Stored rows =
◇ ◇ ◇ ◇ ◇
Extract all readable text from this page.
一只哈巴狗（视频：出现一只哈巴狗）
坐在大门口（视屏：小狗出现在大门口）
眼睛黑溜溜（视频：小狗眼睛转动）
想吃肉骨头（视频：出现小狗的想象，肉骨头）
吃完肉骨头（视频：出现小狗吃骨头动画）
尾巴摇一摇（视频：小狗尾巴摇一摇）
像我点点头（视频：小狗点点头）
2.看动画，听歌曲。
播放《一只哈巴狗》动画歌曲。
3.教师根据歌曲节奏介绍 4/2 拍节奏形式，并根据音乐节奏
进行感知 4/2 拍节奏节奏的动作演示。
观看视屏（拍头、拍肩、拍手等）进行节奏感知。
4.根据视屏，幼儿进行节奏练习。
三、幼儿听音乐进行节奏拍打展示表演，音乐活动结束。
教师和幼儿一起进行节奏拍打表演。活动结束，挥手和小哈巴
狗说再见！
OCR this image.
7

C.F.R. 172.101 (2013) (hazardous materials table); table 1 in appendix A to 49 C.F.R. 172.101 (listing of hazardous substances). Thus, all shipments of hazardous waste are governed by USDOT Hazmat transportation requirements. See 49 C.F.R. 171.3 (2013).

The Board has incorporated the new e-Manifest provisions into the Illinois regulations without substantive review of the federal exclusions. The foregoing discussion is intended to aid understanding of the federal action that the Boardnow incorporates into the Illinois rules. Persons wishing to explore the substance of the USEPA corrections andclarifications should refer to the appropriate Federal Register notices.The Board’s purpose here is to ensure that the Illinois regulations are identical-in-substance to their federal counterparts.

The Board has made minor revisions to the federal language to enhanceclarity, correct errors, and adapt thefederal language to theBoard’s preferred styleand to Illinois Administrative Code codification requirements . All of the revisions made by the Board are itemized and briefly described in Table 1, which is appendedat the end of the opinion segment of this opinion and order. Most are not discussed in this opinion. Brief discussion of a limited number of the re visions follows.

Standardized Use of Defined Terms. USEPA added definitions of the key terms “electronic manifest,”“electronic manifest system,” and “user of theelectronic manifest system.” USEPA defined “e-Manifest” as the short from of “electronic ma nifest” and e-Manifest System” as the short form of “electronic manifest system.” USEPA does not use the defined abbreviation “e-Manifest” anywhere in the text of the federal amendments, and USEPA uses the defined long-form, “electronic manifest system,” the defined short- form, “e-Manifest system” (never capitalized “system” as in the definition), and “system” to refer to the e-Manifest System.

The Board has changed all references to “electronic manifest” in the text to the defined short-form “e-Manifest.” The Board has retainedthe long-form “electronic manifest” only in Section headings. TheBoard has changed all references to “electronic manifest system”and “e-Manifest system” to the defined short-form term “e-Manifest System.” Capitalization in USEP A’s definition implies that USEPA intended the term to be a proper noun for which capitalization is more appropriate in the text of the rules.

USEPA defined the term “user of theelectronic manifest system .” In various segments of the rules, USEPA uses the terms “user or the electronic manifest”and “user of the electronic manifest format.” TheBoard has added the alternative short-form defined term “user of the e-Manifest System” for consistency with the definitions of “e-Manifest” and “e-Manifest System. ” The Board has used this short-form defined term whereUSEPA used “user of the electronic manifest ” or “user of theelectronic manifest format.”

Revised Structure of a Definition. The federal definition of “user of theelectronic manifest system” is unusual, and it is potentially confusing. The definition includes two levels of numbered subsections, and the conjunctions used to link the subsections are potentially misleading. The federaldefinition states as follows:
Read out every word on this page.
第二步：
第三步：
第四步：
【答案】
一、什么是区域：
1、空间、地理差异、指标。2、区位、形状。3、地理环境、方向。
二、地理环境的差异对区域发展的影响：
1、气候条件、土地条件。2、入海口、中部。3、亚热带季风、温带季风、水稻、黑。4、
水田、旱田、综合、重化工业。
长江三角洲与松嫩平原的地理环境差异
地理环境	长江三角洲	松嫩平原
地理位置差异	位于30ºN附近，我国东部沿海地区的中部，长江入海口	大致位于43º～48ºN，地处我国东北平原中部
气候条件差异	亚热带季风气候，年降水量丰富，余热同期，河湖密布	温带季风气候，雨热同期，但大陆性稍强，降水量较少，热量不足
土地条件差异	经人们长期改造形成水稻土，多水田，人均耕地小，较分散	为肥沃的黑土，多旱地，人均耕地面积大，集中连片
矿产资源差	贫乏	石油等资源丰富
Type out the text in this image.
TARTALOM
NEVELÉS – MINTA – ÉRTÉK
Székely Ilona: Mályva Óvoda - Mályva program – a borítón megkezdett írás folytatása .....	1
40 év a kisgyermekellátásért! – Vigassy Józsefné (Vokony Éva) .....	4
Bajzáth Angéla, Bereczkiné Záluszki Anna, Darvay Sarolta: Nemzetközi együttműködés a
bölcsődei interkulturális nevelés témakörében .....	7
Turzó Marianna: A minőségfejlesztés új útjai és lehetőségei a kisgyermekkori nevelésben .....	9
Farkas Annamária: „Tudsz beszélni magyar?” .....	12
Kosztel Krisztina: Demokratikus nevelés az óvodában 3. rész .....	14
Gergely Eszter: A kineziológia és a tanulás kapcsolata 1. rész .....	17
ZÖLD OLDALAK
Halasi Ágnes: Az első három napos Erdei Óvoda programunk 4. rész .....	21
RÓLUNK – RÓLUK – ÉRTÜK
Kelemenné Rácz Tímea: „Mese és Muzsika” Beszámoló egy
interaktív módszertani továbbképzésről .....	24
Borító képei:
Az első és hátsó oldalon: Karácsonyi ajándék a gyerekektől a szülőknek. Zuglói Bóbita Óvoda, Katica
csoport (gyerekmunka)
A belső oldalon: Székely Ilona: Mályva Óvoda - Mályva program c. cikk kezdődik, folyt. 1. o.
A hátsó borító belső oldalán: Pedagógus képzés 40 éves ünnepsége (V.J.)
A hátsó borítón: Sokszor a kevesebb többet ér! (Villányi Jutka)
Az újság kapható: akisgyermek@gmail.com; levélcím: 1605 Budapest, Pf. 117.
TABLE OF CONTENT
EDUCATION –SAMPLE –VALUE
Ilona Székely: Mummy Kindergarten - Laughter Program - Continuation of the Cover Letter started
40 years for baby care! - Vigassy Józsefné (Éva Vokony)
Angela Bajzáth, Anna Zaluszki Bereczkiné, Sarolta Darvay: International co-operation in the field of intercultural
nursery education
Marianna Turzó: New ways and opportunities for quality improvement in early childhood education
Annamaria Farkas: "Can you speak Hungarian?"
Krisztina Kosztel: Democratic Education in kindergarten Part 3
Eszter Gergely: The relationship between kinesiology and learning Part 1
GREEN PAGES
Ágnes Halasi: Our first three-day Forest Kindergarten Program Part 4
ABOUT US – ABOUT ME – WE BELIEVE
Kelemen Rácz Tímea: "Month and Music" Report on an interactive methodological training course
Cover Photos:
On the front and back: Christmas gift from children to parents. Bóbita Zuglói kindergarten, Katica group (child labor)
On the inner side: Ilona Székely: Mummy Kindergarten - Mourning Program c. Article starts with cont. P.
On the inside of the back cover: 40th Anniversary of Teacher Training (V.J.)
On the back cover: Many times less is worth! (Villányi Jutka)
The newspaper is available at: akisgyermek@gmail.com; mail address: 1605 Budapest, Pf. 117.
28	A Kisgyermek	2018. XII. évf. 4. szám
◇ ◇ ◇ ◇ ◇
Task goal =
All of the data shown above must be copied exactly.

Result for this exercise =
Extract all readable text from this page.
一只哈巴狗（视频：出现一只哈巴狗）
坐在大门口（视屏：小狗出现在大门口）
眼睛黑溜溜（视频：小狗眼睛转动）
想吃肉骨头（视频：出现小狗的想象，肉骨头）
吃完肉骨头（视频：出现小狗吃骨头动画）
尾巴摇一摇（视频：小狗尾巴摇一摇）
像我点点头（视频：小狗点点头）
2.看动画，听歌曲。
播放《一只哈巴狗》动画歌曲。
3.教师根据歌曲节奏介绍 4/2 拍节奏形式，并根据音乐节奏
进行感知 4/2 拍节奏节奏的动作演示。
观看视屏（拍头、拍肩、拍手等）进行节奏感知。
4.根据视屏，幼儿进行节奏练习。
三、幼儿听音乐进行节奏拍打展示表演，音乐活动结束。
教师和幼儿一起进行节奏拍打表演。活动结束，挥手和小哈巴
狗说再见！
OCR this image.
7

C.F.R. 172.101 (2013) (hazardous materials table); table 1 in appendix A to 49 C.F.R. 172.101 (listing of hazardous substances). Thus, all shipments of hazardous waste are governed by USDOT Hazmat transportation requirements. See 49 C.F.R. 171.3 (2013).

The Board has incorporated the new e-Manifest provisions into the Illinois regulations without substantive review of the federal exclusions. The foregoing discussion is intended to aid understanding of the federal action that the Boardnow incorporates into the Illinois rules. Persons wishing to explore the substance of the USEPA corrections andclarifications should refer to the appropriate Federal Register notices.The Board’s purpose here is to ensure that the Illinois regulations are identical-in-substance to their federal counterparts.

The Board has made minor revisions to the federal language to enhanceclarity, correct errors, and adapt thefederal language to theBoard’s preferred styleand to Illinois Administrative Code codification requirements . All of the revisions made by the Board are itemized and briefly described in Table 1, which is appendedat the end of the opinion segment of this opinion and order. Most are not discussed in this opinion. Brief discussion of a limited number of the re visions follows.

Standardized Use of Defined Terms. USEPA added definitions of the key terms “electronic manifest,”“electronic manifest system,” and “user of theelectronic manifest system.” USEPA defined “e-Manifest” as the short from of “electronic ma nifest” and e-Manifest System” as the short form of “electronic manifest system.” USEPA does not use the defined abbreviation “e-Manifest” anywhere in the text of the federal amendments, and USEPA uses the defined long-form, “electronic manifest system,” the defined short- form, “e-Manifest system” (never capitalized “system” as in the definition), and “system” to refer to the e-Manifest System.

The Board has changed all references to “electronic manifest” in the text to the defined short-form “e-Manifest.” The Board has retainedthe long-form “electronic manifest” only in Section headings. TheBoard has changed all references to “electronic manifest system”and “e-Manifest system” to the defined short-form term “e-Manifest System.” Capitalization in USEP A’s definition implies that USEPA intended the term to be a proper noun for which capitalization is more appropriate in the text of the rules.

USEPA defined the term “user of theelectronic manifest system .” In various segments of the rules, USEPA uses the terms “user or the electronic manifest”and “user of the electronic manifest format.” TheBoard has added the alternative short-form defined term “user of the e-Manifest System” for consistency with the definitions of “e-Manifest” and “e-Manifest System. ” The Board has used this short-form defined term whereUSEPA used “user of the electronic manifest ” or “user of theelectronic manifest format.”

Revised Structure of a Definition. The federal definition of “user of theelectronic manifest system” is unusual, and it is potentially confusing. The definition includes two levels of numbered subsections, and the conjunctions used to link the subsections are potentially misleading. The federaldefinition states as follows:
Read out every word on this page.
第二步：
第三步：
第四步：
【答案】
一、什么是区域：
1、空间、地理差异、指标。2、区位、形状。3、地理环境、方向。
二、地理环境的差异对区域发展的影响：
1、气候条件、土地条件。2、入海口、中部。3、亚热带季风、温带季风、水稻、黑。4、
水田、旱田、综合、重化工业。
长江三角洲与松嫩平原的地理环境差异
地理环境	长江三角洲	松嫩平原
地理位置差异	位于30ºN附近，我国东部沿海地区的中部，长江入海口	大致位于43º～48ºN，地处我国东北平原中部
气候条件差异	亚热带季风气候，年降水量丰富，余热同期，河湖密布	温带季风气候，雨热同期，但大陆性稍强，降水量较少，热量不足
土地条件差异	经人们长期改造形成水稻土，多水田，人均耕地小，较分散	为肥沃的黑土，多旱地，人均耕地面积大，集中连片
矿产资源差	贫乏	石油等资源丰富
Type out the text in this image.
TARTALOM
NEVELÉS – MINTA – ÉRTÉK
Székely Ilona: Mályva Óvoda - Mályva program – a borítón megkezdett írás folytatása .....	1
40 év a kisgyermekellátásért! – Vigassy Józsefné (Vokony Éva) .....	4
Bajzáth Angéla, Bereczkiné Záluszki Anna, Darvay Sarolta: Nemzetközi együttműködés a
bölcsődei interkulturális nevelés témakörében .....	7
Turzó Marianna: A minőségfejlesztés új útjai és lehetőségei a kisgyermekkori nevelésben .....	9
Farkas Annamária: „Tudsz beszélni magyar?” .....	12
Kosztel Krisztina: Demokratikus nevelés az óvodában 3. rész .....	14
Gergely Eszter: A kineziológia és a tanulás kapcsolata 1. rész .....	17
ZÖLD OLDALAK
Halasi Ágnes: Az első három napos Erdei Óvoda programunk 4. rész .....	21
RÓLUNK – RÓLUK – ÉRTÜK
Kelemenné Rácz Tímea: „Mese és Muzsika” Beszámoló egy
interaktív módszertani továbbképzésről .....	24
Borító képei:
Az első és hátsó oldalon: Karácsonyi ajándék a gyerekektől a szülőknek. Zuglói Bóbita Óvoda, Katica
csoport (gyerekmunka)
A belső oldalon: Székely Ilona: Mályva Óvoda - Mályva program c. cikk kezdődik, folyt. 1. o.
A hátsó borító belső oldalán: Pedagógus képzés 40 éves ünnepsége (V.J.)
A hátsó borítón: Sokszor a kevesebb többet ér! (Villányi Jutka)
Az újság kapható: akisgyermek@gmail.com; levélcím: 1605 Budapest, Pf. 117.
TABLE OF CONTENT
EDUCATION –SAMPLE –VALUE
Ilona Székely: Mummy Kindergarten - Laughter Program - Continuation of the Cover Letter started
40 years for baby care! - Vigassy Józsefné (Éva Vokony)
Angela Bajzáth, Anna Zaluszki Bereczkiné, Sarolta Darvay: International co-operation in the field of intercultural
nursery education
Marianna Turzó: New ways and opportunities for quality improvement in early childhood education
Annamaria Farkas: "Can you speak Hungarian?"
Krisztina Kosztel: Democratic Education in kindergarten Part 3
Eszter Gergely: The relationship between kinesiology and learning Part 1
GREEN PAGES
Ágnes Halasi: Our first three-day Forest Kindergarten Program Part 4
ABOUT US – ABOUT ME – WE BELIEVE
Kelemen Rácz Tímea: "Month and Music" Report on an interactive methodological training course
Cover Photos:
On the front and back: Christmas gift from children to parents. Bóbita Zuglói kindergarten, Katica group (child labor)
On the inner side: Ilona Székely: Mummy Kindergarten - Mourning Program c. Article starts with cont. P.
On the inside of the back cover: 40th Anniversary of Teacher Training (V.J.)
On the back cover: Many times less is worth! (Villányi Jutka)
The newspaper is available at: akisgyermek@gmail.com; mail address: 1605 Budapest, Pf. 117.
28	A Kisgyermek	2018. XII. évf. 4. szám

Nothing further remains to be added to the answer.